(Stored data)
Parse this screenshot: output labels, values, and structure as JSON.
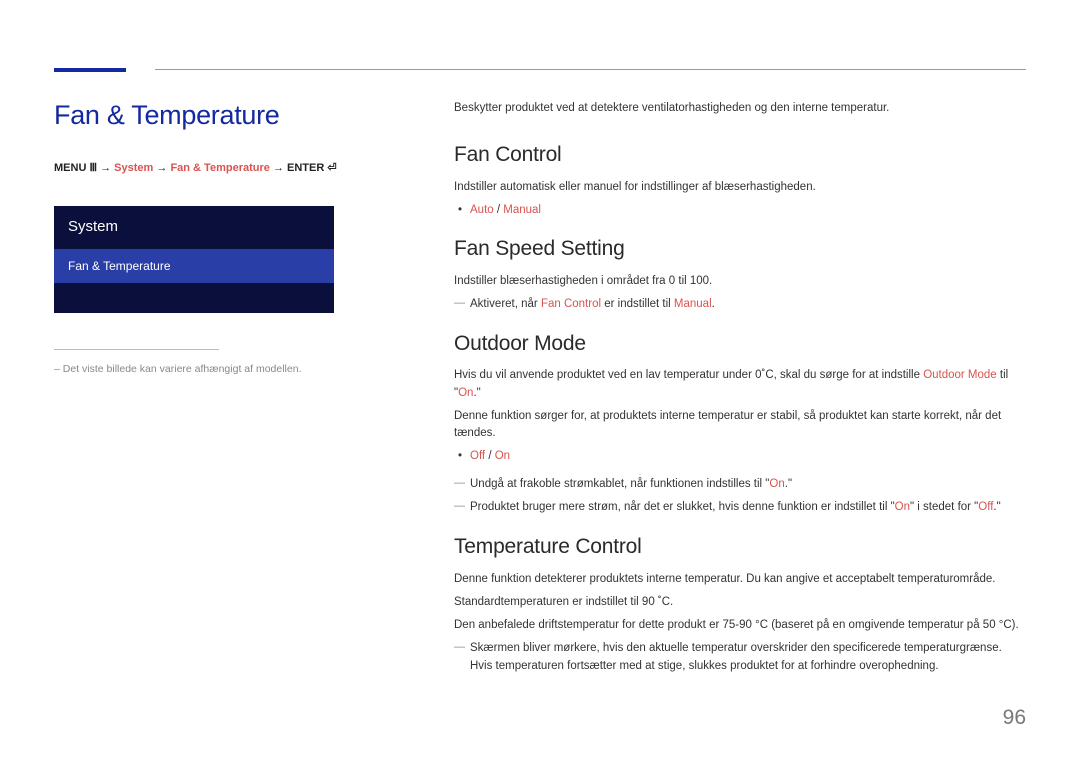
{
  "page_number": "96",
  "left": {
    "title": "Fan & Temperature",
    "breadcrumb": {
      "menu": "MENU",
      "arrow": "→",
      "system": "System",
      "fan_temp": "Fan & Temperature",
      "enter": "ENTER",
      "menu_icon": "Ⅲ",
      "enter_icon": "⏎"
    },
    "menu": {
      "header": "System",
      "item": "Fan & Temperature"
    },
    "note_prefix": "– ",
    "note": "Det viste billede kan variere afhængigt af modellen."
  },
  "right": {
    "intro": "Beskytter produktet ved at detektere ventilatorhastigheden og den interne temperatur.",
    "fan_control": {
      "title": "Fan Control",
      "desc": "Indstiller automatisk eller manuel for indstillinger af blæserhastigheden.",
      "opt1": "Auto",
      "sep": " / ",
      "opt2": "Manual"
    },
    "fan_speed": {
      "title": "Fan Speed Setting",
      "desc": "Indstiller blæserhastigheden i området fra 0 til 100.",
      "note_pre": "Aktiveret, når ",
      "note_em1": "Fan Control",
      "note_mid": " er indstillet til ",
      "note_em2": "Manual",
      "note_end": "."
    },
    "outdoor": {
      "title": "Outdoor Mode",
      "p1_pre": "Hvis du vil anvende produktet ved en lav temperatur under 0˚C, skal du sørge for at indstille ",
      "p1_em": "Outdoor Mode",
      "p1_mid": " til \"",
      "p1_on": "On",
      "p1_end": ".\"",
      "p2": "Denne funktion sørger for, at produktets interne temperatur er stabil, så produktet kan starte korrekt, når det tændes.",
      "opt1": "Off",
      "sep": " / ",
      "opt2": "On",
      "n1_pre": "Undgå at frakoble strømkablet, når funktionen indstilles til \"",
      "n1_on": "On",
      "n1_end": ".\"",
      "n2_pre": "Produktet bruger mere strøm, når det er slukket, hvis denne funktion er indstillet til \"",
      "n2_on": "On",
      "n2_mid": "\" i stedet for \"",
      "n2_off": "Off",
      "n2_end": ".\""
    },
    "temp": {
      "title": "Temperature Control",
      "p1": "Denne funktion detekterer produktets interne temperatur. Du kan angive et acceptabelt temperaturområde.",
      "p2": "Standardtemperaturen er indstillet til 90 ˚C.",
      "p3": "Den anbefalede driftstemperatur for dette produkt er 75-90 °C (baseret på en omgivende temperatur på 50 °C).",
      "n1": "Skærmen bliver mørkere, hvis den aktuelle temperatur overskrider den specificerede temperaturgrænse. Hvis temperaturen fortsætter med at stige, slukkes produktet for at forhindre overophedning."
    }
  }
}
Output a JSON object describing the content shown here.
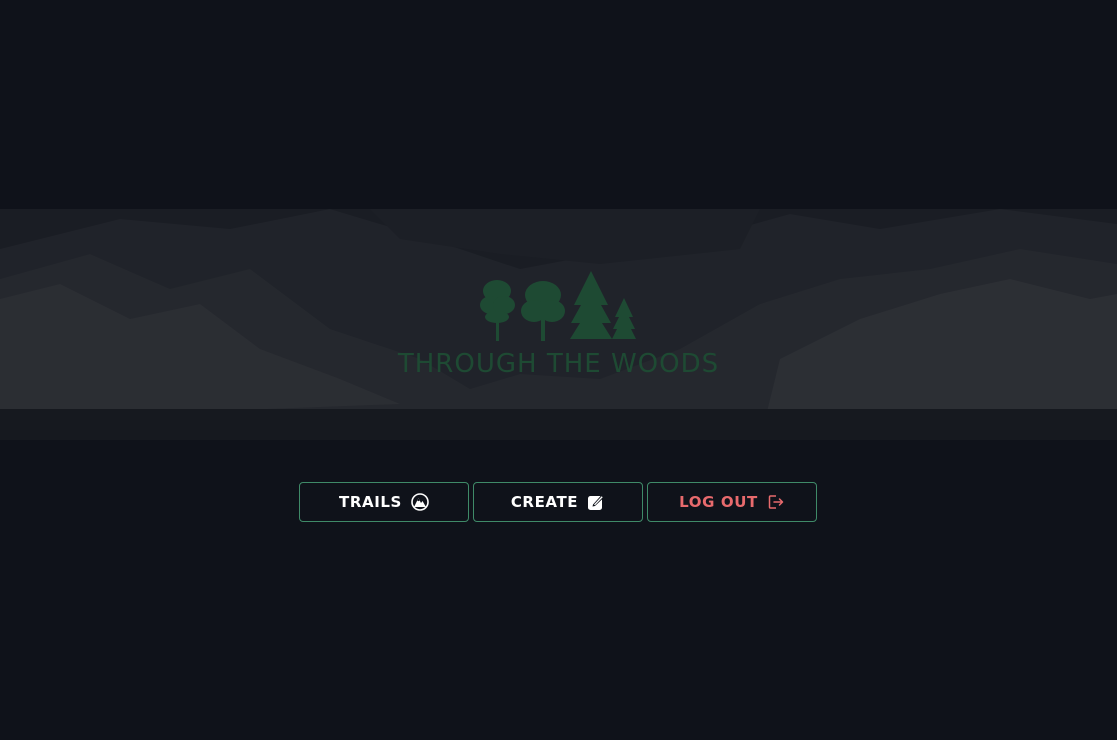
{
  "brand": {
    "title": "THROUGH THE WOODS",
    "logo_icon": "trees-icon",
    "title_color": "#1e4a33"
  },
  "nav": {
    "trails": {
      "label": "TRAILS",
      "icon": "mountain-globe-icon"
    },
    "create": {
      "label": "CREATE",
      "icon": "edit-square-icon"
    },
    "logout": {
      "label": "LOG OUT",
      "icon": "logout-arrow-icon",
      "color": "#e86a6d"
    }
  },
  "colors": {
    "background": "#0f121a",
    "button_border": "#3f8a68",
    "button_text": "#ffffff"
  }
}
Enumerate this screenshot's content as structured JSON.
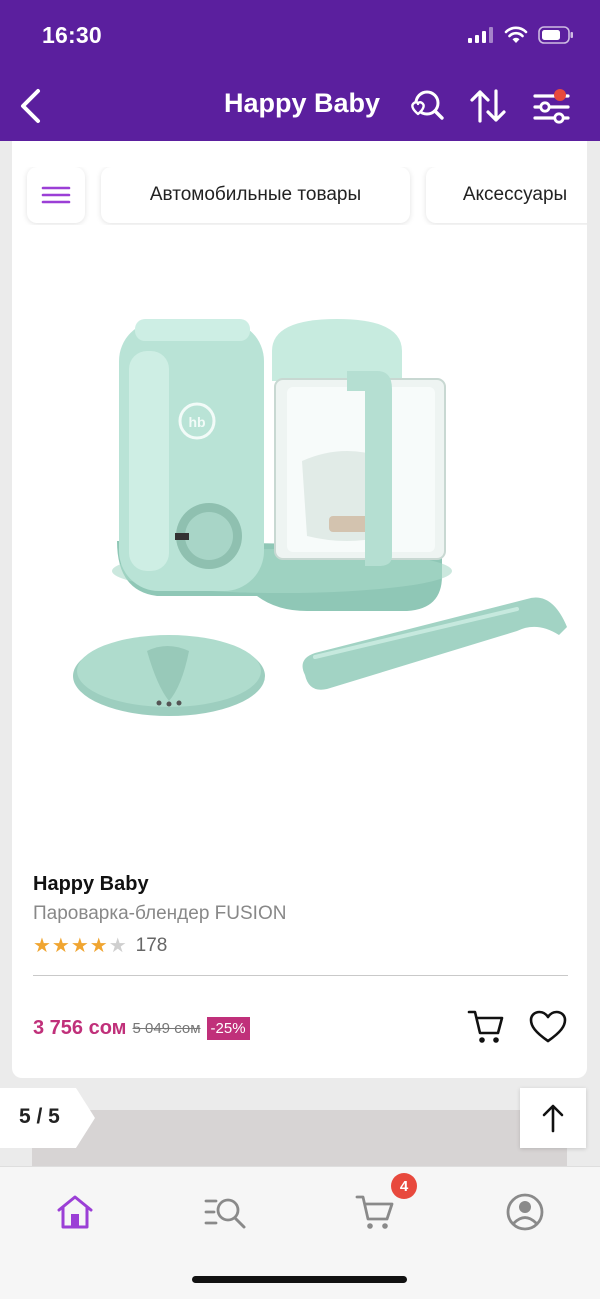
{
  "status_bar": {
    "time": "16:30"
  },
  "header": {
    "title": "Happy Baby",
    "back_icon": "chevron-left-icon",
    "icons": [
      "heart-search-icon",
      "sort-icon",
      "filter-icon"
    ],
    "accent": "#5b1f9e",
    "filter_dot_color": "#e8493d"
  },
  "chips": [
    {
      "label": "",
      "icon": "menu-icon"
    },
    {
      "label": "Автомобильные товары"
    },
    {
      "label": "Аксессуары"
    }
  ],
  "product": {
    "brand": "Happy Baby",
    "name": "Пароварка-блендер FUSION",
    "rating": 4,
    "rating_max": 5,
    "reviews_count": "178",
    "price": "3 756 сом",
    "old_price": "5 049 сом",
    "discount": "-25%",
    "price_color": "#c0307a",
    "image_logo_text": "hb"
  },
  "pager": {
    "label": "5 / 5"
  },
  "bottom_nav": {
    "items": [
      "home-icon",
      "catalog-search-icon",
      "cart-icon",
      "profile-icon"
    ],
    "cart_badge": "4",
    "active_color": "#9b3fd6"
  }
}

EXERCISE DESCRIPTION: Retype the lines exactly as they appear, beginning with the line that contains "Enumerate this screenshot's" and ending with the final line of the entries, and omit the pictures.

REPLY TO THE EXERCISE:
Enumerate this screenshot's content as structured JSON.
{
  "status_bar": {
    "time": "16:30"
  },
  "header": {
    "title": "Happy Baby",
    "back_icon": "chevron-left-icon",
    "icons": [
      "heart-search-icon",
      "sort-icon",
      "filter-icon"
    ],
    "accent": "#5b1f9e",
    "filter_dot_color": "#e8493d"
  },
  "chips": [
    {
      "label": "",
      "icon": "menu-icon"
    },
    {
      "label": "Автомобильные товары"
    },
    {
      "label": "Аксессуары"
    }
  ],
  "product": {
    "brand": "Happy Baby",
    "name": "Пароварка-блендер FUSION",
    "rating": 4,
    "rating_max": 5,
    "reviews_count": "178",
    "price": "3 756 сом",
    "old_price": "5 049 сом",
    "discount": "-25%",
    "price_color": "#c0307a",
    "image_logo_text": "hb"
  },
  "pager": {
    "label": "5 / 5"
  },
  "bottom_nav": {
    "items": [
      "home-icon",
      "catalog-search-icon",
      "cart-icon",
      "profile-icon"
    ],
    "cart_badge": "4",
    "active_color": "#9b3fd6"
  }
}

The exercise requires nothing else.